- WHAT THIS TASK INVOLVES
Quote the records that follow in full and exactly; leave out the pictures.

--- begin ENTRIES ---

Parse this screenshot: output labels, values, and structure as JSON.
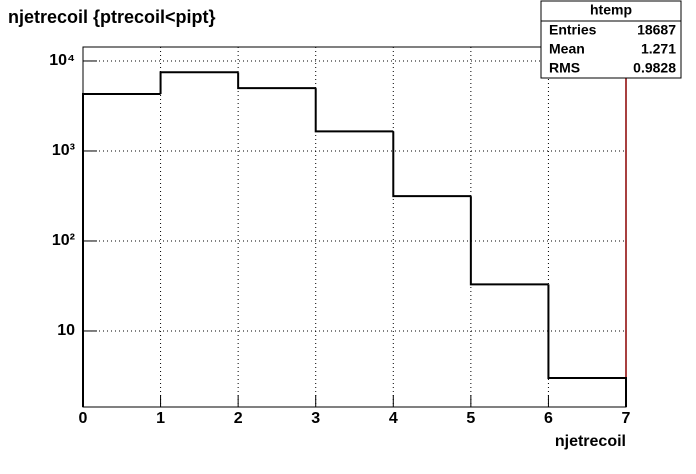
{
  "chart_data": {
    "type": "histogram",
    "title": "njetrecoil {ptrecoil<pipt}",
    "x_label": "njetrecoil",
    "bins": [
      0,
      1,
      2,
      3,
      4,
      5,
      6,
      7
    ],
    "values": [
      4300,
      7500,
      5000,
      1650,
      315,
      33,
      3
    ],
    "color": "#000000",
    "xlim": [
      0,
      7
    ],
    "xticks": [
      0,
      1,
      2,
      3,
      4,
      5,
      6,
      7
    ],
    "ylim": [
      1.43,
      14300
    ],
    "log_y": true,
    "yticks": [
      10,
      {
        "value": 100,
        "label": "10²"
      },
      {
        "value": 1000,
        "label": "10³"
      },
      {
        "value": 10000,
        "label": "10⁴"
      }
    ],
    "grid": true,
    "stats": {
      "title": "htemp",
      "rows": [
        [
          "Entries",
          "18687"
        ],
        [
          "Mean",
          "1.271"
        ],
        [
          "RMS",
          "0.9828"
        ]
      ]
    }
  }
}
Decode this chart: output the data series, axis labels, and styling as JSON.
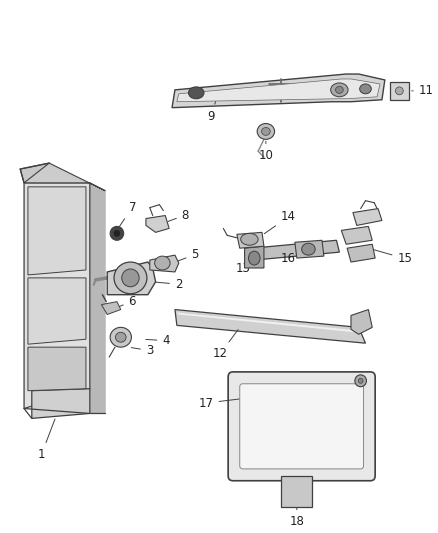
{
  "bg_color": "#ffffff",
  "fig_width": 4.38,
  "fig_height": 5.33,
  "dpi": 100,
  "line_color": "#404040",
  "label_color": "#222222",
  "label_fontsize": 8.5
}
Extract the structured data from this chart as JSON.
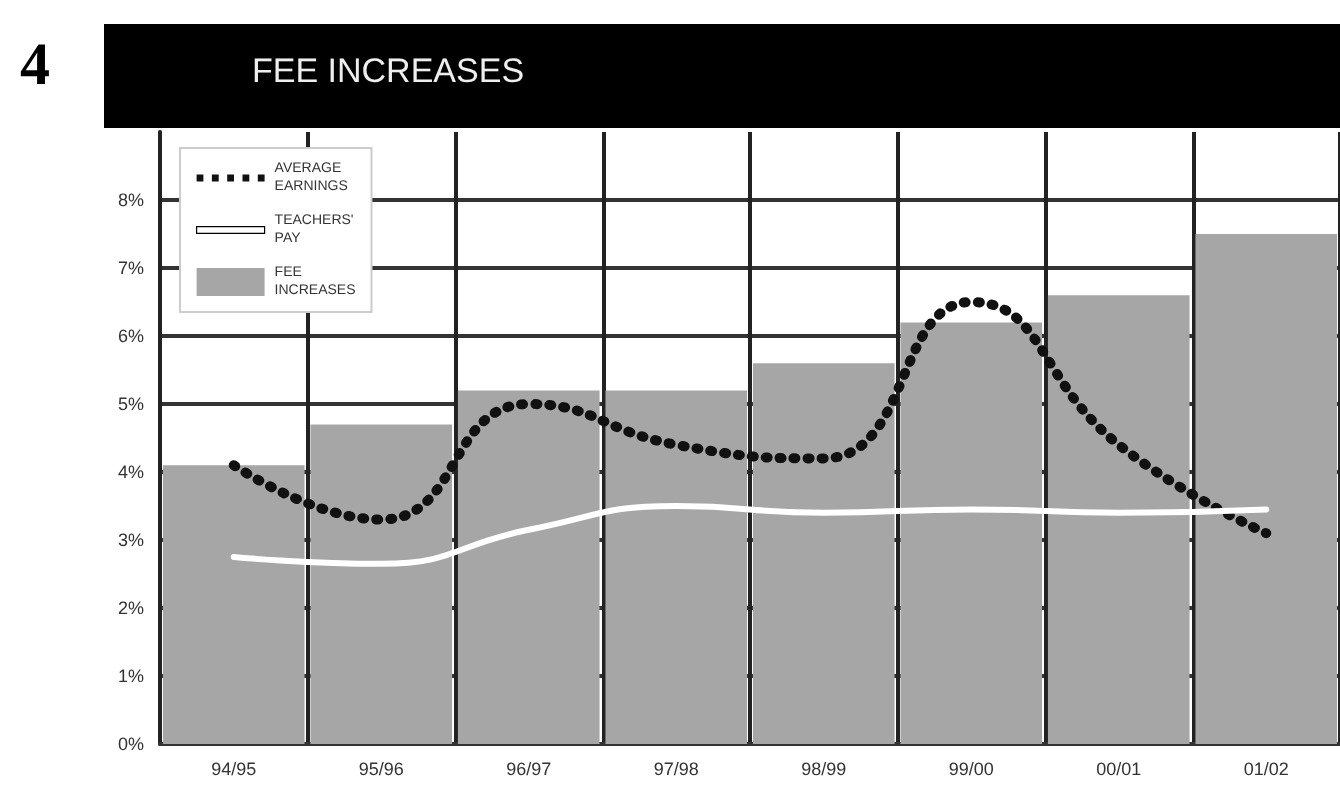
{
  "chart_data": {
    "type": "bar",
    "title": "FEE INCREASES",
    "annotations": [
      "4"
    ],
    "categories": [
      "94/95",
      "95/96",
      "96/97",
      "97/98",
      "98/99",
      "99/00",
      "00/01",
      "01/02"
    ],
    "series": [
      {
        "name": "FEE INCREASES",
        "color": "#a6a6a6",
        "values": [
          4.1,
          4.7,
          5.2,
          5.2,
          5.6,
          6.2,
          6.6,
          7.5
        ]
      },
      {
        "name": "AVERAGE EARNINGS",
        "type": "line",
        "color": "#111111",
        "line_style": "dotted",
        "values": [
          4.1,
          3.3,
          5.0,
          4.4,
          4.2,
          6.5,
          4.4,
          3.1
        ]
      },
      {
        "name": "TEACHERS' PAY",
        "type": "line",
        "color": "#ffffff",
        "line_style": "solid",
        "values": [
          2.75,
          2.65,
          3.15,
          3.5,
          3.4,
          3.45,
          3.4,
          3.45
        ]
      }
    ],
    "ylim": [
      0,
      9
    ],
    "yticks": [
      {
        "value": 0,
        "label": "0%"
      },
      {
        "value": 1,
        "label": "1%"
      },
      {
        "value": 2,
        "label": "2%"
      },
      {
        "value": 3,
        "label": "3%"
      },
      {
        "value": 4,
        "label": "4%"
      },
      {
        "value": 5,
        "label": "5%"
      },
      {
        "value": 6,
        "label": "6%"
      },
      {
        "value": 7,
        "label": "7%"
      },
      {
        "value": 8,
        "label": "8%"
      }
    ],
    "grid": true,
    "legend": "top left"
  }
}
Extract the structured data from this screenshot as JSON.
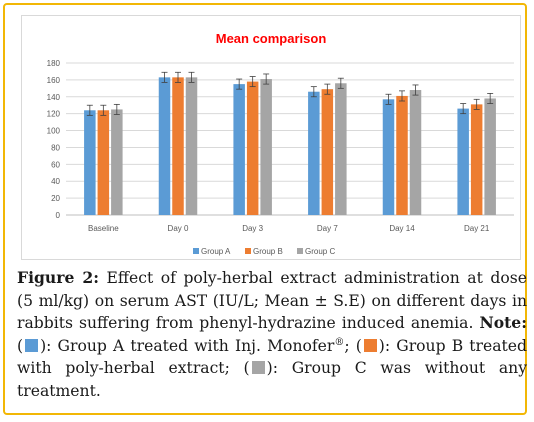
{
  "chart_data": {
    "type": "bar",
    "title": "Mean comparison",
    "categories": [
      "Baseline",
      "Day 0",
      "Day 3",
      "Day 7",
      "Day 14",
      "Day 21"
    ],
    "series": [
      {
        "name": "Group A",
        "color": "#5b9bd5",
        "values": [
          124,
          163,
          155,
          146,
          137,
          126
        ],
        "errors": [
          6,
          6,
          6,
          6,
          6,
          6
        ]
      },
      {
        "name": "Group B",
        "color": "#ed7d31",
        "values": [
          124,
          163,
          158,
          149,
          141,
          131
        ],
        "errors": [
          6,
          6,
          6,
          6,
          6,
          6
        ]
      },
      {
        "name": "Group C",
        "color": "#a5a5a5",
        "values": [
          125,
          163,
          161,
          156,
          148,
          138
        ],
        "errors": [
          6,
          6,
          6,
          6,
          6,
          6
        ]
      }
    ],
    "ylim": [
      0,
      180
    ],
    "yticks": [
      0,
      20,
      40,
      60,
      80,
      100,
      120,
      140,
      160,
      180
    ],
    "grid": true,
    "legend": "bottom",
    "title_color": "#ff0000"
  },
  "caption": {
    "figure_label": "Figure 2",
    "sep": ":",
    "text1": " Effect of poly-herbal extract administration at dose (5 ml/kg) on serum AST (IU/L; Mean ± S.E) on different days in rabbits suffering from phenyl-hydrazine induced anemia. ",
    "note_label": "Note:",
    "open_paren_a": " (",
    "text_a": "): Group A treated with Inj. Monofer",
    "reg_mark": "®",
    "semi_b": "; (",
    "text_b": "): Group B treated with poly-herbal extract; (",
    "text_c": "): Group C was without any treatment."
  }
}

--- end ENTRIES ---

- TASK OUTPUT
Parse this screenshot: output labels, values, and structure as JSON.
{
  "chart_data": {
    "type": "histogram",
    "title": "njetrecoil {ptrecoil<pipt}",
    "x_label": "njetrecoil",
    "bins": [
      0,
      1,
      2,
      3,
      4,
      5,
      6,
      7
    ],
    "values": [
      4300,
      7500,
      5000,
      1650,
      315,
      33,
      3
    ],
    "color": "#000000",
    "xlim": [
      0,
      7
    ],
    "xticks": [
      0,
      1,
      2,
      3,
      4,
      5,
      6,
      7
    ],
    "ylim": [
      1.43,
      14300
    ],
    "log_y": true,
    "yticks": [
      10,
      {
        "value": 100,
        "label": "10²"
      },
      {
        "value": 1000,
        "label": "10³"
      },
      {
        "value": 10000,
        "label": "10⁴"
      }
    ],
    "grid": true,
    "stats": {
      "title": "htemp",
      "rows": [
        [
          "Entries",
          "18687"
        ],
        [
          "Mean",
          "1.271"
        ],
        [
          "RMS",
          "0.9828"
        ]
      ]
    }
  }
}
Decode this chart: output the data series, axis labels, and styling as JSON.
{
  "bg_color": "#ffffff",
  "fig_width": 4.38,
  "fig_height": 5.33,
  "dpi": 100,
  "line_color": "#404040",
  "label_color": "#222222",
  "label_fontsize": 8.5
}
Extract the structured data from this chart as JSON.
{
  "chart_data": {
    "type": "bar",
    "title": "FEE INCREASES",
    "annotations": [
      "4"
    ],
    "categories": [
      "94/95",
      "95/96",
      "96/97",
      "97/98",
      "98/99",
      "99/00",
      "00/01",
      "01/02"
    ],
    "series": [
      {
        "name": "FEE INCREASES",
        "color": "#a6a6a6",
        "values": [
          4.1,
          4.7,
          5.2,
          5.2,
          5.6,
          6.2,
          6.6,
          7.5
        ]
      },
      {
        "name": "AVERAGE EARNINGS",
        "type": "line",
        "color": "#111111",
        "line_style": "dotted",
        "values": [
          4.1,
          3.3,
          5.0,
          4.4,
          4.2,
          6.5,
          4.4,
          3.1
        ]
      },
      {
        "name": "TEACHERS' PAY",
        "type": "line",
        "color": "#ffffff",
        "line_style": "solid",
        "values": [
          2.75,
          2.65,
          3.15,
          3.5,
          3.4,
          3.45,
          3.4,
          3.45
        ]
      }
    ],
    "ylim": [
      0,
      9
    ],
    "yticks": [
      {
        "value": 0,
        "label": "0%"
      },
      {
        "value": 1,
        "label": "1%"
      },
      {
        "value": 2,
        "label": "2%"
      },
      {
        "value": 3,
        "label": "3%"
      },
      {
        "value": 4,
        "label": "4%"
      },
      {
        "value": 5,
        "label": "5%"
      },
      {
        "value": 6,
        "label": "6%"
      },
      {
        "value": 7,
        "label": "7%"
      },
      {
        "value": 8,
        "label": "8%"
      }
    ],
    "grid": true,
    "legend": "top left"
  }
}
Extract the structured data from this screenshot as JSON.
{
  "chart_data": {
    "type": "bar",
    "title": "Mean comparison",
    "categories": [
      "Baseline",
      "Day 0",
      "Day 3",
      "Day 7",
      "Day 14",
      "Day 21"
    ],
    "series": [
      {
        "name": "Group A",
        "color": "#5b9bd5",
        "values": [
          124,
          163,
          155,
          146,
          137,
          126
        ],
        "errors": [
          6,
          6,
          6,
          6,
          6,
          6
        ]
      },
      {
        "name": "Group B",
        "color": "#ed7d31",
        "values": [
          124,
          163,
          158,
          149,
          141,
          131
        ],
        "errors": [
          6,
          6,
          6,
          6,
          6,
          6
        ]
      },
      {
        "name": "Group C",
        "color": "#a5a5a5",
        "values": [
          125,
          163,
          161,
          156,
          148,
          138
        ],
        "errors": [
          6,
          6,
          6,
          6,
          6,
          6
        ]
      }
    ],
    "ylim": [
      0,
      180
    ],
    "yticks": [
      0,
      20,
      40,
      60,
      80,
      100,
      120,
      140,
      160,
      180
    ],
    "grid": true,
    "legend": "bottom",
    "title_color": "#ff0000"
  },
  "caption": {
    "figure_label": "Figure 2",
    "sep": ":",
    "text1": " Effect of poly-herbal extract administration at dose (5 ml/kg) on serum AST (IU/L; Mean ± S.E) on different days in rabbits suffering from phenyl-hydrazine induced anemia. ",
    "note_label": "Note:",
    "open_paren_a": " (",
    "text_a": "): Group A treated with Inj. Monofer",
    "reg_mark": "®",
    "semi_b": "; (",
    "text_b": "): Group B treated with poly-herbal extract; (",
    "text_c": "): Group C was without any treatment."
  }
}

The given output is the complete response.